### EXERCISE DIRECTIONS
Transcribe the entries that follow exactly as they appear, minus pictures.

----- RAW DATA

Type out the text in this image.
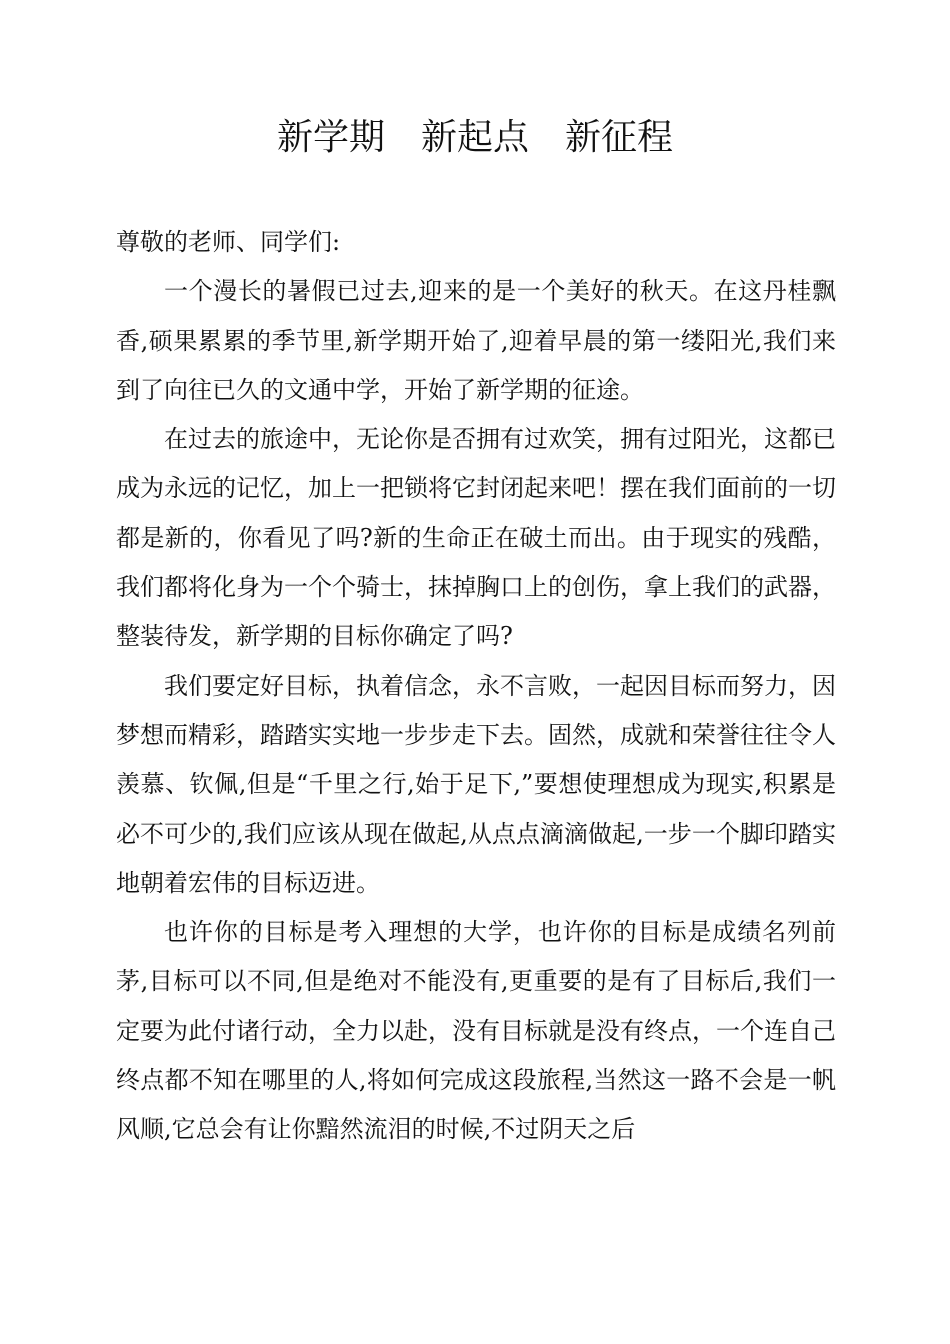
新学期　新起点　新征程

尊敬的老师、同学们:

一个漫长的暑假已过去,迎来的是一个美好的秋天。在这丹桂飘香,硕果累累的季节里,新学期开始了,迎着早晨的第一缕阳光,我们来到了向往已久的文通中学，开始了新学期的征途。

在过去的旅途中，无论你是否拥有过欢笑，拥有过阳光，这都已成为永远的记忆，加上一把锁将它封闭起来吧！摆在我们面前的一切都是新的，你看见了吗?新的生命正在破土而出。由于现实的残酷，我们都将化身为一个个骑士，抹掉胸口上的创伤，拿上我们的武器，整装待发，新学期的目标你确定了吗?

我们要定好目标，执着信念，永不言败，一起因目标而努力，因梦想而精彩，踏踏实实地一步步走下去。固然，成就和荣誉往往令人羡慕、钦佩,但是“千里之行,始于足下,”要想使理想成为现实,积累是必不可少的,我们应该从现在做起,从点点滴滴做起,一步一个脚印踏实地朝着宏伟的目标迈进。

也许你的目标是考入理想的大学，也许你的目标是成绩名列前茅,目标可以不同,但是绝对不能没有,更重要的是有了目标后,我们一定要为此付诸行动，全力以赴，没有目标就是没有终点，一个连自己终点都不知在哪里的人,将如何完成这段旅程,当然这一路不会是一帆风顺,它总会有让你黯然流泪的时候,不过阴天之后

----------

### SOLUTION TO THIS TASK
Type out the text in this image.
新学期　新起点　新征程

尊敬的老师、同学们:

一个漫长的暑假已过去,迎来的是一个美好的秋天。在这丹桂飘香,硕果累累的季节里,新学期开始了,迎着早晨的第一缕阳光,我们来到了向往已久的文通中学，开始了新学期的征途。

在过去的旅途中，无论你是否拥有过欢笑，拥有过阳光，这都已成为永远的记忆，加上一把锁将它封闭起来吧！摆在我们面前的一切都是新的，你看见了吗?新的生命正在破土而出。由于现实的残酷，我们都将化身为一个个骑士，抹掉胸口上的创伤，拿上我们的武器，整装待发，新学期的目标你确定了吗?

我们要定好目标，执着信念，永不言败，一起因目标而努力，因梦想而精彩，踏踏实实地一步步走下去。固然，成就和荣誉往往令人羡慕、钦佩,但是“千里之行,始于足下,”要想使理想成为现实,积累是必不可少的,我们应该从现在做起,从点点滴滴做起,一步一个脚印踏实地朝着宏伟的目标迈进。

也许你的目标是考入理想的大学，也许你的目标是成绩名列前茅,目标可以不同,但是绝对不能没有,更重要的是有了目标后,我们一定要为此付诸行动，全力以赴，没有目标就是没有终点，一个连自己终点都不知在哪里的人,将如何完成这段旅程,当然这一路不会是一帆风顺,它总会有让你黯然流泪的时候,不过阴天之后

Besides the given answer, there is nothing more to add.